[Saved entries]
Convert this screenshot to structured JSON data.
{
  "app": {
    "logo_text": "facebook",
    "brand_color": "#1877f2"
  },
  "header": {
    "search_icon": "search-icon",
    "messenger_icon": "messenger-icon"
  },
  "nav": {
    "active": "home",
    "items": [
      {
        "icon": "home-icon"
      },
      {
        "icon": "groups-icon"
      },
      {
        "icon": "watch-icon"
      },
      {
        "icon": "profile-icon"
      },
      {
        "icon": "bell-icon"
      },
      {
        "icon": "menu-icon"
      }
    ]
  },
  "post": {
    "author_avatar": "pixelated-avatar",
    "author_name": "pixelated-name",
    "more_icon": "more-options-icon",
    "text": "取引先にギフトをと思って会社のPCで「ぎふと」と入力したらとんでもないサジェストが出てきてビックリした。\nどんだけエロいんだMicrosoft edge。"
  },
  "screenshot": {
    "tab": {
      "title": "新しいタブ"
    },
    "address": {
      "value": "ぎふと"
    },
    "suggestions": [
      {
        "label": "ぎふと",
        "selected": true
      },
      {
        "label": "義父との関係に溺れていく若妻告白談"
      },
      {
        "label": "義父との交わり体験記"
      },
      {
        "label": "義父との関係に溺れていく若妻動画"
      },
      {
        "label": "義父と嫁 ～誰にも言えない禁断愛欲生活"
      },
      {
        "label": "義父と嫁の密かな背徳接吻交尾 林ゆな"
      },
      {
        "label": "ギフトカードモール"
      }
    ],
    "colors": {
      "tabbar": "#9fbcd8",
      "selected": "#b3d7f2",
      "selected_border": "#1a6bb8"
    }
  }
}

### Written exercise
Using the listing above, show every line that includes the string "pixelated".

### Task solution
    "author_avatar": "pixelated-avatar",
    "author_name": "pixelated-name",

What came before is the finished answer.